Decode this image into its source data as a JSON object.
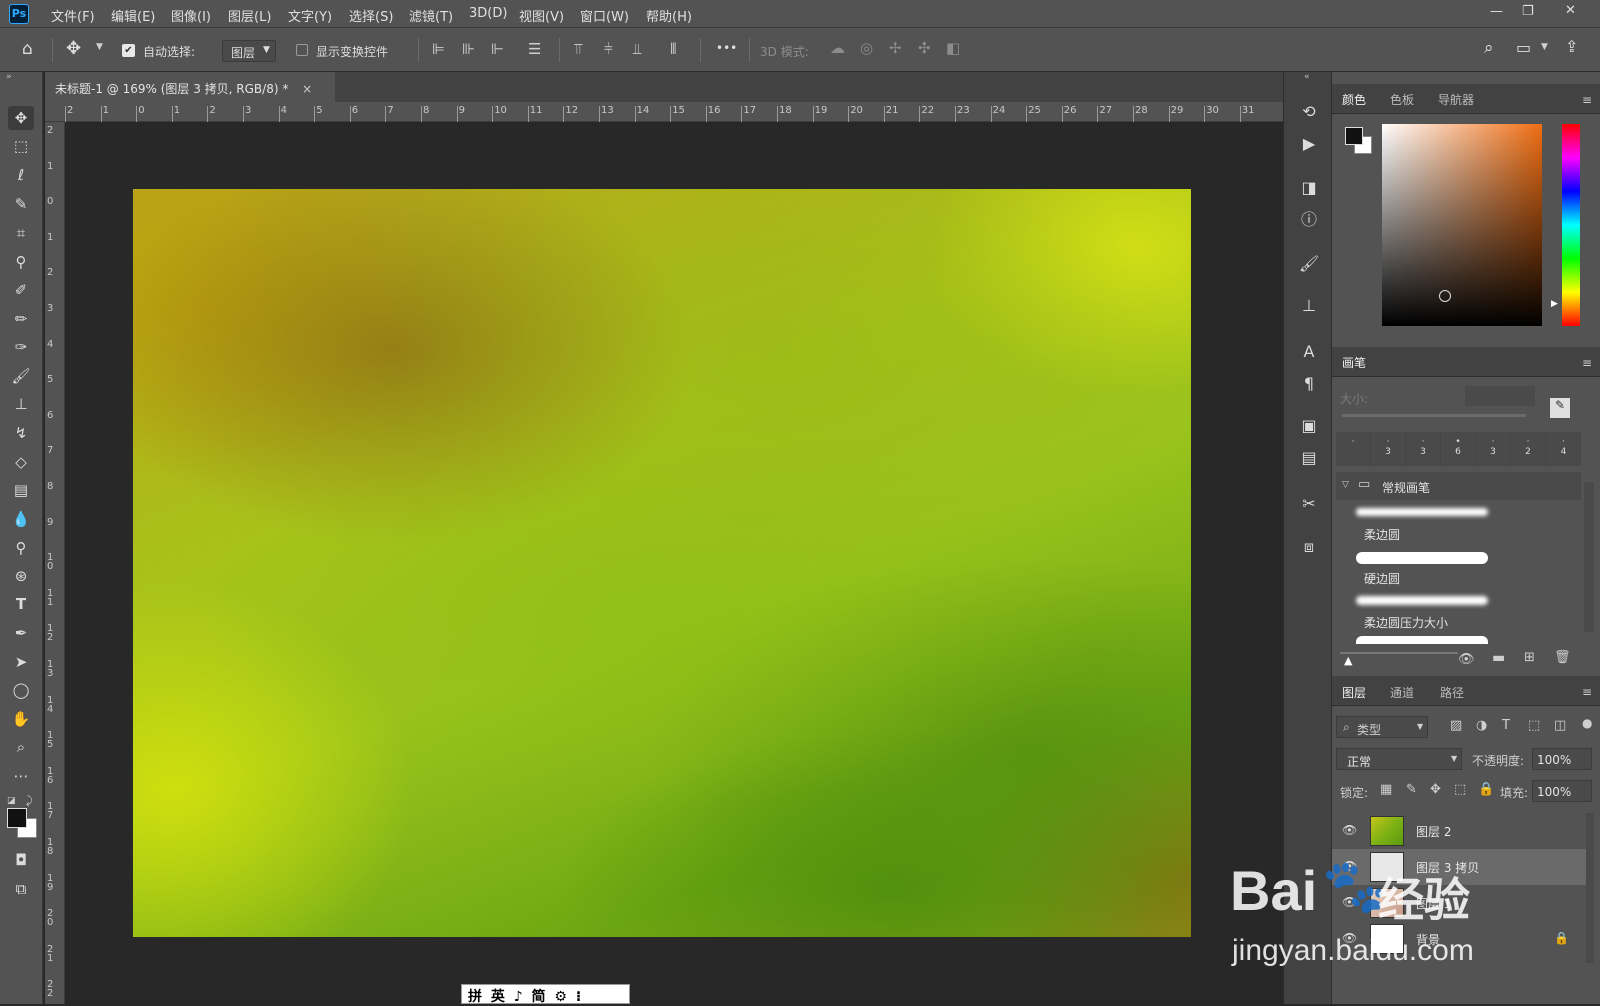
{
  "app": {
    "logo": "Ps",
    "window_controls": {
      "minimize": "—",
      "restore": "❐",
      "close": "✕"
    }
  },
  "menu": [
    "文件(F)",
    "编辑(E)",
    "图像(I)",
    "图层(L)",
    "文字(Y)",
    "选择(S)",
    "滤镜(T)",
    "3D(D)",
    "视图(V)",
    "窗口(W)",
    "帮助(H)"
  ],
  "options": {
    "auto_select_label": "自动选择:",
    "auto_select_value": "图层",
    "show_transform_label": "显示变换控件",
    "mode3d_label": "3D 模式:",
    "more": "•••"
  },
  "document": {
    "tab_title": "未标题-1 @ 169% (图层 3 拷贝, RGB/8) *",
    "close": "×"
  },
  "ruler": {
    "h": [
      "2",
      "1",
      "0",
      "1",
      "2",
      "3",
      "4",
      "5",
      "6",
      "7",
      "8",
      "9",
      "10",
      "11",
      "12",
      "13",
      "14",
      "15",
      "16",
      "17",
      "18",
      "19",
      "20",
      "21",
      "22",
      "23",
      "24",
      "25",
      "26",
      "27",
      "28",
      "29",
      "30",
      "31"
    ],
    "v": [
      "2",
      "1",
      "0",
      "1",
      "2",
      "3",
      "4",
      "5",
      "6",
      "7",
      "8",
      "9",
      "1 0",
      "1 1",
      "1 2",
      "1 3",
      "1 4",
      "1 5",
      "1 6",
      "1 7",
      "1 8",
      "1 9",
      "2 0",
      "2 1",
      "2 2"
    ]
  },
  "ime_bar": "拼 英 ♪ 简 ⚙ ⁝",
  "panels": {
    "color": {
      "tabs": [
        "颜色",
        "色板",
        "导航器"
      ]
    },
    "brush": {
      "title": "画笔",
      "size_label": "大小:",
      "tips": [
        " ",
        "3",
        "3",
        "6",
        "3",
        "2",
        "4"
      ],
      "group_label": "常规画笔",
      "presets": [
        "柔边圆",
        "硬边圆",
        "柔边圆压力大小"
      ]
    },
    "layers": {
      "tabs": [
        "图层",
        "通道",
        "路径"
      ],
      "filter_label": "类型",
      "blend_mode": "正常",
      "opacity_label": "不透明度:",
      "opacity_value": "100%",
      "lock_label": "锁定:",
      "fill_label": "填充:",
      "fill_value": "100%",
      "items": [
        {
          "name": "图层 2"
        },
        {
          "name": "图层 3 拷贝"
        },
        {
          "name": "图层 1"
        },
        {
          "name": "背景"
        }
      ]
    }
  },
  "watermark": {
    "brand": "Bai",
    "paw": "🐾",
    "suffix": "经验",
    "url": "jingyan.baidu.com"
  },
  "colors": {
    "ps_blue": "#31a8ff",
    "panel_bg": "#535353",
    "dark": "#282828"
  }
}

========================

Print all of the entries word for word. Skip any images they contain.

Decode this image into its source data as a JSON object.
{
  "app": {
    "logo": "Ps",
    "window_controls": {
      "minimize": "—",
      "restore": "❐",
      "close": "✕"
    }
  },
  "menu": [
    "文件(F)",
    "编辑(E)",
    "图像(I)",
    "图层(L)",
    "文字(Y)",
    "选择(S)",
    "滤镜(T)",
    "3D(D)",
    "视图(V)",
    "窗口(W)",
    "帮助(H)"
  ],
  "options": {
    "auto_select_label": "自动选择:",
    "auto_select_value": "图层",
    "show_transform_label": "显示变换控件",
    "mode3d_label": "3D 模式:",
    "more": "•••"
  },
  "document": {
    "tab_title": "未标题-1 @ 169% (图层 3 拷贝, RGB/8) *",
    "close": "×"
  },
  "ruler": {
    "h": [
      "2",
      "1",
      "0",
      "1",
      "2",
      "3",
      "4",
      "5",
      "6",
      "7",
      "8",
      "9",
      "10",
      "11",
      "12",
      "13",
      "14",
      "15",
      "16",
      "17",
      "18",
      "19",
      "20",
      "21",
      "22",
      "23",
      "24",
      "25",
      "26",
      "27",
      "28",
      "29",
      "30",
      "31"
    ],
    "v": [
      "2",
      "1",
      "0",
      "1",
      "2",
      "3",
      "4",
      "5",
      "6",
      "7",
      "8",
      "9",
      "1 0",
      "1 1",
      "1 2",
      "1 3",
      "1 4",
      "1 5",
      "1 6",
      "1 7",
      "1 8",
      "1 9",
      "2 0",
      "2 1",
      "2 2"
    ]
  },
  "ime_bar": "拼 英 ♪ 简 ⚙ ⁝",
  "panels": {
    "color": {
      "tabs": [
        "颜色",
        "色板",
        "导航器"
      ]
    },
    "brush": {
      "title": "画笔",
      "size_label": "大小:",
      "tips": [
        " ",
        "3",
        "3",
        "6",
        "3",
        "2",
        "4"
      ],
      "group_label": "常规画笔",
      "presets": [
        "柔边圆",
        "硬边圆",
        "柔边圆压力大小"
      ]
    },
    "layers": {
      "tabs": [
        "图层",
        "通道",
        "路径"
      ],
      "filter_label": "类型",
      "blend_mode": "正常",
      "opacity_label": "不透明度:",
      "opacity_value": "100%",
      "lock_label": "锁定:",
      "fill_label": "填充:",
      "fill_value": "100%",
      "items": [
        {
          "name": "图层 2"
        },
        {
          "name": "图层 3 拷贝"
        },
        {
          "name": "图层 1"
        },
        {
          "name": "背景"
        }
      ]
    }
  },
  "watermark": {
    "brand": "Bai",
    "paw": "🐾",
    "suffix": "经验",
    "url": "jingyan.baidu.com"
  },
  "colors": {
    "ps_blue": "#31a8ff",
    "panel_bg": "#535353",
    "dark": "#282828"
  }
}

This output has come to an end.